▶ Required task
Determine the number of lines in the listing below where the string "kind" occurs; answer with the number alone.

▶ Entries

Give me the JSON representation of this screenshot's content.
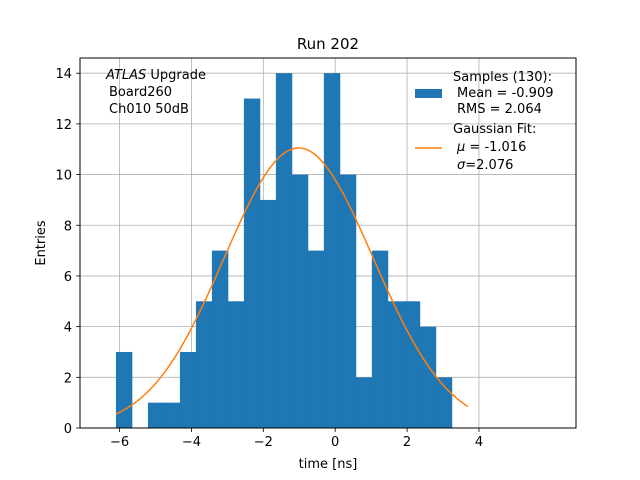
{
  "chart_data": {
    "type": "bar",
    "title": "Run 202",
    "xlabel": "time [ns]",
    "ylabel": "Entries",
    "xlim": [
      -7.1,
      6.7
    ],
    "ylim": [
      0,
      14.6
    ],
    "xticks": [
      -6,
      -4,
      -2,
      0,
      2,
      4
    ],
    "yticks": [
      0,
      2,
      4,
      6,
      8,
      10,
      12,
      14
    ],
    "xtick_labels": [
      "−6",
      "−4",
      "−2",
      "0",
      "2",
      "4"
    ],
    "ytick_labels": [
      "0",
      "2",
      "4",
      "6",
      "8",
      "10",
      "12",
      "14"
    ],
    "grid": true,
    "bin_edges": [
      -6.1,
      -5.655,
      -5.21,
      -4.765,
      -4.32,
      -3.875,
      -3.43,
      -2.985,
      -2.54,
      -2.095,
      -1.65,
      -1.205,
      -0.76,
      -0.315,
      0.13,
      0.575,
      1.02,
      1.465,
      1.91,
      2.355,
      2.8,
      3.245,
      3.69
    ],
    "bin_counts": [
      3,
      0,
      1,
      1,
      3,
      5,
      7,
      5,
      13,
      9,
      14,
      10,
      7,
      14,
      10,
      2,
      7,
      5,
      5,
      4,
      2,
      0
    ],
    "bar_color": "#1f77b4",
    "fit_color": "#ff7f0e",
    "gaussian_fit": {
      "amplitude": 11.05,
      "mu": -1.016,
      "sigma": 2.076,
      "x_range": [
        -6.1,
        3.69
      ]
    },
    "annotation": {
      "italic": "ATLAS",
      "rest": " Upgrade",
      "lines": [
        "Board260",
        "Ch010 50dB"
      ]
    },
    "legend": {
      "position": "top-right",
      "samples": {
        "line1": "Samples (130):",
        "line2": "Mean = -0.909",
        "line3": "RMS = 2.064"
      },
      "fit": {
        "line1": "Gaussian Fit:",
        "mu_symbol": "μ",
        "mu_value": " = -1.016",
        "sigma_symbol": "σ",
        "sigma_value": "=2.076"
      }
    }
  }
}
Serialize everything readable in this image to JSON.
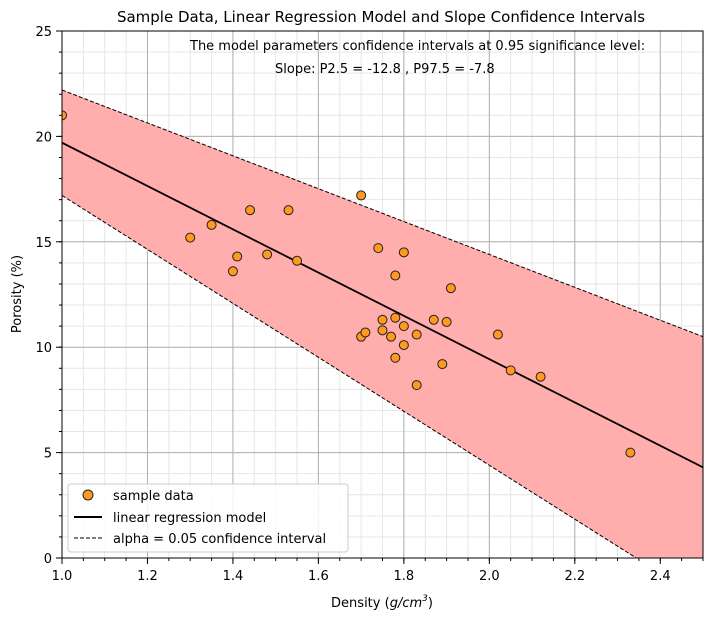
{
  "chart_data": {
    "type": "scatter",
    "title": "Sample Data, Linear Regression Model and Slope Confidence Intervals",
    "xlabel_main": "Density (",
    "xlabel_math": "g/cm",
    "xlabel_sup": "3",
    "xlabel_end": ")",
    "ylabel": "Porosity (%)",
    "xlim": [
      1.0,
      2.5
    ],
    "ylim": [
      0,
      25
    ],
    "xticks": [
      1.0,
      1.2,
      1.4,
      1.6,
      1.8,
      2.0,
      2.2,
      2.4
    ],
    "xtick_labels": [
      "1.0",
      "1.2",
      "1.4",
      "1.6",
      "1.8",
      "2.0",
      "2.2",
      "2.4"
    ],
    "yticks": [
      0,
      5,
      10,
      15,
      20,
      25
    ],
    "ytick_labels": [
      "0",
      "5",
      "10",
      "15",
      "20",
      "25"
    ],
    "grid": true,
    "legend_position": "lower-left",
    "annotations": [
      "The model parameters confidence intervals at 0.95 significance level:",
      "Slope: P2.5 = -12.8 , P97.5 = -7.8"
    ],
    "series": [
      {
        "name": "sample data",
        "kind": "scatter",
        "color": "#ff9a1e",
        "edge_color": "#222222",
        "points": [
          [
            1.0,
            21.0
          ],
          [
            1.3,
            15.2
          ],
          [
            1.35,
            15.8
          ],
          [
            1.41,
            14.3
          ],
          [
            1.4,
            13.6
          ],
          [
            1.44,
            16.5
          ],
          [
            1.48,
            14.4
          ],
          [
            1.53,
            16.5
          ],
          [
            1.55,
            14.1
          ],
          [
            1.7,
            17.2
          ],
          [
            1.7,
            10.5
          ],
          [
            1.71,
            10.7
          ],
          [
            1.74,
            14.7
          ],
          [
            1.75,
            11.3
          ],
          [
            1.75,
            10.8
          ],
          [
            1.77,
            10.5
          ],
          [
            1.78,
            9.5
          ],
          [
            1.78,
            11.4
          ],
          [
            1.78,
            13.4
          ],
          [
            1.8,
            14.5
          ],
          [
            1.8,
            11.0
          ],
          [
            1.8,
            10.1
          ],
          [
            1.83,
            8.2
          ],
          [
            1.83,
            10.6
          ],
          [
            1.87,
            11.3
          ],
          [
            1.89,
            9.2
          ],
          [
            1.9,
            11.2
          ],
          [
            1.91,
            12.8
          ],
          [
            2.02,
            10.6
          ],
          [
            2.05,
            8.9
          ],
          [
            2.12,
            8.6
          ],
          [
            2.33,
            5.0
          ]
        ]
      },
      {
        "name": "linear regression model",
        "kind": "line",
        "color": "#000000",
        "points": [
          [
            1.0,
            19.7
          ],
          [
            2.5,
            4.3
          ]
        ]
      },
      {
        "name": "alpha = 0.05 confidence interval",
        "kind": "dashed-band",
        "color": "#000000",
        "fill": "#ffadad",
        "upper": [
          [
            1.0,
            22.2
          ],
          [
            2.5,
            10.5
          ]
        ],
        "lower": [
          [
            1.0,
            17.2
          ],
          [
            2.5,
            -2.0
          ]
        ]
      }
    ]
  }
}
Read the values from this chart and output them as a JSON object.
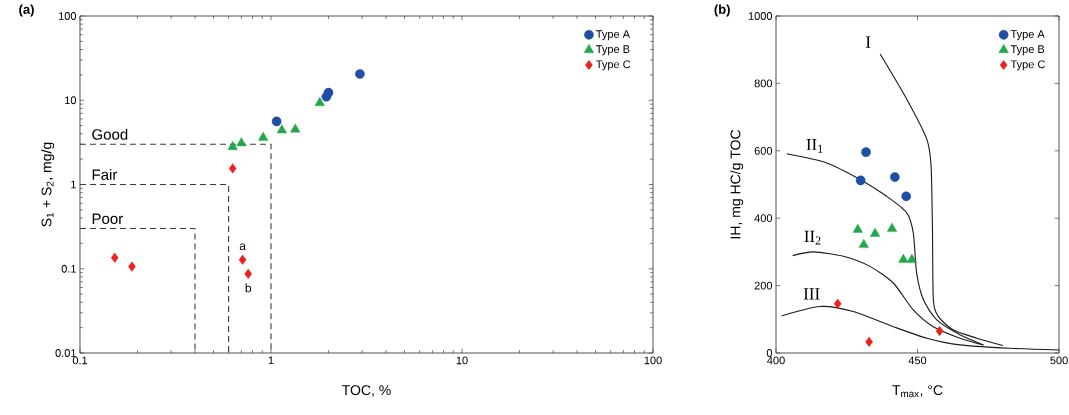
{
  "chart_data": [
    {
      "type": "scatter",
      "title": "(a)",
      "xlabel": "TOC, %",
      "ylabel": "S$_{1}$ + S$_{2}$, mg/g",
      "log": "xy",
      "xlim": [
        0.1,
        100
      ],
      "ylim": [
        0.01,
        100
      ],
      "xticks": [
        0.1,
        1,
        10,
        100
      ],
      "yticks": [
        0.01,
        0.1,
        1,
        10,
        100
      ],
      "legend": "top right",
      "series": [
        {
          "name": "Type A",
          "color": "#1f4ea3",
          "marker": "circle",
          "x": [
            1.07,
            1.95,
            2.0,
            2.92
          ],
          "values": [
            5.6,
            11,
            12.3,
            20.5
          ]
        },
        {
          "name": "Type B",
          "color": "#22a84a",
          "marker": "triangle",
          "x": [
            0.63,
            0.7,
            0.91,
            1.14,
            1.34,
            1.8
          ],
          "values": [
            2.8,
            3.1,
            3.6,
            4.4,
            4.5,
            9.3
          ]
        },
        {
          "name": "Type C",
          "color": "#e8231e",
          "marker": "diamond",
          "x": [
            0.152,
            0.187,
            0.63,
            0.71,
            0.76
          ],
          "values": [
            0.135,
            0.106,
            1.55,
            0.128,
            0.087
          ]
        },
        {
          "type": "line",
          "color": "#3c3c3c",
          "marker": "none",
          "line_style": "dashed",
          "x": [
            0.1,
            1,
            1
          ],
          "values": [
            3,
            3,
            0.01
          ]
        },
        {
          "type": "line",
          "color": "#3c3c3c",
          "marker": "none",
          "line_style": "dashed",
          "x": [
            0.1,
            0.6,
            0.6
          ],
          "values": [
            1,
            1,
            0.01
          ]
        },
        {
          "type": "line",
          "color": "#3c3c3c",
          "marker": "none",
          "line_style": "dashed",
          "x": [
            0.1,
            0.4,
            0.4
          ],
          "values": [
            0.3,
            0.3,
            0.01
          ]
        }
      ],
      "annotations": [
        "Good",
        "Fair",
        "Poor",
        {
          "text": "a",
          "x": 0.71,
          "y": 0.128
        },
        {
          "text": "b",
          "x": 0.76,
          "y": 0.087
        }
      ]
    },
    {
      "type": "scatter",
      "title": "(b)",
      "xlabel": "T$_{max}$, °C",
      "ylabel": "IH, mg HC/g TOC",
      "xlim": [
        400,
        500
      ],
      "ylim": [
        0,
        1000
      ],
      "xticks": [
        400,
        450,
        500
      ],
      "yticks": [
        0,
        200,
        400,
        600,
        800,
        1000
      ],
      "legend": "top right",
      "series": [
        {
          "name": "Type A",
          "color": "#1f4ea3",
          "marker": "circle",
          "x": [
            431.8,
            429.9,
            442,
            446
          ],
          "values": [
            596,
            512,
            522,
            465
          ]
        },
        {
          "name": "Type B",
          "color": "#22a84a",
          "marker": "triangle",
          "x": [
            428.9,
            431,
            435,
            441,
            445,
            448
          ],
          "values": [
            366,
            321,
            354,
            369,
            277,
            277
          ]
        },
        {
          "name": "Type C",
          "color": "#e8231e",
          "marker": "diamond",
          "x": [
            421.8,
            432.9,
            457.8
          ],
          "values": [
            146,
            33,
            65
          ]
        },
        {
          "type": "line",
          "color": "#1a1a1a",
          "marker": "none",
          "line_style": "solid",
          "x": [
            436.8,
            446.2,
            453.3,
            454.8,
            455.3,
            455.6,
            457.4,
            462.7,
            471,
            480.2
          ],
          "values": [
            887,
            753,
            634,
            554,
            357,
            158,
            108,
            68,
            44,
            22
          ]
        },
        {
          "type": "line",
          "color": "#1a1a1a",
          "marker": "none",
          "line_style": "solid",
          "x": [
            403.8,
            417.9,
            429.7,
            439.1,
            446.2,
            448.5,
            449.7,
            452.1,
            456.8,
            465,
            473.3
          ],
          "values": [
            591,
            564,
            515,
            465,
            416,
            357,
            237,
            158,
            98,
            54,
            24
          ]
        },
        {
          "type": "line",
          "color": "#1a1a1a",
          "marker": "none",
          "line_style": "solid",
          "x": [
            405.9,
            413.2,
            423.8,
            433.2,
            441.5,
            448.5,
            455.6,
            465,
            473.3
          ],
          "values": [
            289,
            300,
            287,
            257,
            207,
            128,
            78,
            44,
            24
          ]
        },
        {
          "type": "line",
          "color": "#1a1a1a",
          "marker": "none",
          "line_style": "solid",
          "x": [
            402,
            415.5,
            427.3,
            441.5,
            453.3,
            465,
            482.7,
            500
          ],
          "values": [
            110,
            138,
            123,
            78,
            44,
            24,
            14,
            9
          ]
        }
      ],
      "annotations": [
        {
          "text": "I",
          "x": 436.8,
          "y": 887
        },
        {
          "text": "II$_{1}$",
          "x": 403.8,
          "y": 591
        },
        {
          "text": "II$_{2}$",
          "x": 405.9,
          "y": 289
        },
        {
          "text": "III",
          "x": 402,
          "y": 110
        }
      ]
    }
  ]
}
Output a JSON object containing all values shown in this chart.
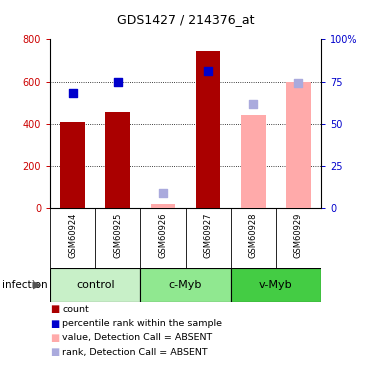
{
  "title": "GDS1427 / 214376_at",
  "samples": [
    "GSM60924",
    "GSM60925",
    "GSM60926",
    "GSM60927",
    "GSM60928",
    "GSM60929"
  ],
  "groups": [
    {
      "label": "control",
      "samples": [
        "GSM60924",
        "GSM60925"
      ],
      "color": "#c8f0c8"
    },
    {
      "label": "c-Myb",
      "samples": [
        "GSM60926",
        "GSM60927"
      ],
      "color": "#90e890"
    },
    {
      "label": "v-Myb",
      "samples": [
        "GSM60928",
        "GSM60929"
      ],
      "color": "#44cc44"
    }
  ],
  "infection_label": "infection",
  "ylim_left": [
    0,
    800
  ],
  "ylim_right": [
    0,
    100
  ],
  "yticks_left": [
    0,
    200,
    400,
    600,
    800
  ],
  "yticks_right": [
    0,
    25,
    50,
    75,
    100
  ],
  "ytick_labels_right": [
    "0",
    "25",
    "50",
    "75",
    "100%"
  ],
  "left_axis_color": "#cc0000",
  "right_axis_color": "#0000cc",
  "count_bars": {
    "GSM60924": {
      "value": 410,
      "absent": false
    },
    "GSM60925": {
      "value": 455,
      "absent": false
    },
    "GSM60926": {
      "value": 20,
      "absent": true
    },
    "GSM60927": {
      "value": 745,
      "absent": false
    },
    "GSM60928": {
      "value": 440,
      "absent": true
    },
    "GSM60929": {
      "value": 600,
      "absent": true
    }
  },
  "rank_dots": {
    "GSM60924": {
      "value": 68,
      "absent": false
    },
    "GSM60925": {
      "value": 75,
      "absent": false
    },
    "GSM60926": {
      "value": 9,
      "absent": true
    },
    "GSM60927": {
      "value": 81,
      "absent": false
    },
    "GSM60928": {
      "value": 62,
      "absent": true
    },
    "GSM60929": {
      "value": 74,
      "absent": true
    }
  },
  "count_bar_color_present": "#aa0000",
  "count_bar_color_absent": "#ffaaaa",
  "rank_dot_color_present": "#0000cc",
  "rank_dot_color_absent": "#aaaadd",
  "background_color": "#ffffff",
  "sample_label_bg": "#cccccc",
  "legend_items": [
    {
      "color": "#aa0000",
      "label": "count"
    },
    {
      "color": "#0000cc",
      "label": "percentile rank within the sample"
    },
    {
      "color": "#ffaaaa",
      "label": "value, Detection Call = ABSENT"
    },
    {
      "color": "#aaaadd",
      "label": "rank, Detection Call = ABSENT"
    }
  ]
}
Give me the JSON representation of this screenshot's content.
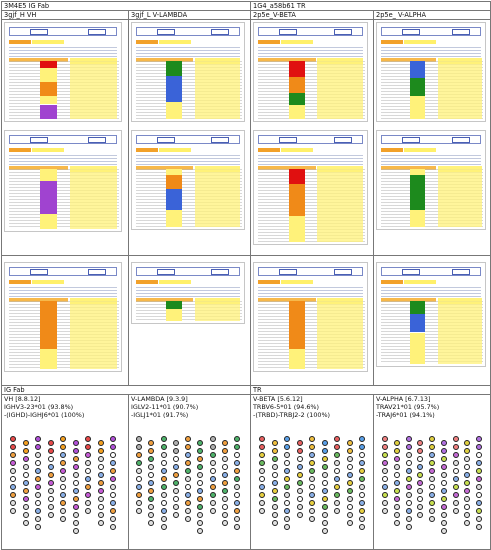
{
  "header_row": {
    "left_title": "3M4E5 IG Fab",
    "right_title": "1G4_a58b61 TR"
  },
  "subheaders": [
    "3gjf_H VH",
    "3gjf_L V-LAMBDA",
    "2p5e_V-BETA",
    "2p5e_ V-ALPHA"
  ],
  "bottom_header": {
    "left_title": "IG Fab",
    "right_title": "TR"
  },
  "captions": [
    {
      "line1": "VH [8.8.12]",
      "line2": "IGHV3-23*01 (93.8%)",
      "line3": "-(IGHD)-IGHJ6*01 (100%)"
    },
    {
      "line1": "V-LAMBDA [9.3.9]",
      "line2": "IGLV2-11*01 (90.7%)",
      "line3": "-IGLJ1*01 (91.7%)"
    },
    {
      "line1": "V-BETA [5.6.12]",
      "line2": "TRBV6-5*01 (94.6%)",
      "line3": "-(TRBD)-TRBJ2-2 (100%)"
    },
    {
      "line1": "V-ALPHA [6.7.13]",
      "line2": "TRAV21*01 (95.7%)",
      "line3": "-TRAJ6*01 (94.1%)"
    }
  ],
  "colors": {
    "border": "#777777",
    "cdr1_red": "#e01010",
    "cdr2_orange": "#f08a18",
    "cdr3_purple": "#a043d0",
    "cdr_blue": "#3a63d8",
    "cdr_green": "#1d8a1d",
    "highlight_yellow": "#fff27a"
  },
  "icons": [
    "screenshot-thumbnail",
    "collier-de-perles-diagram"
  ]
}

▶ Solution below
3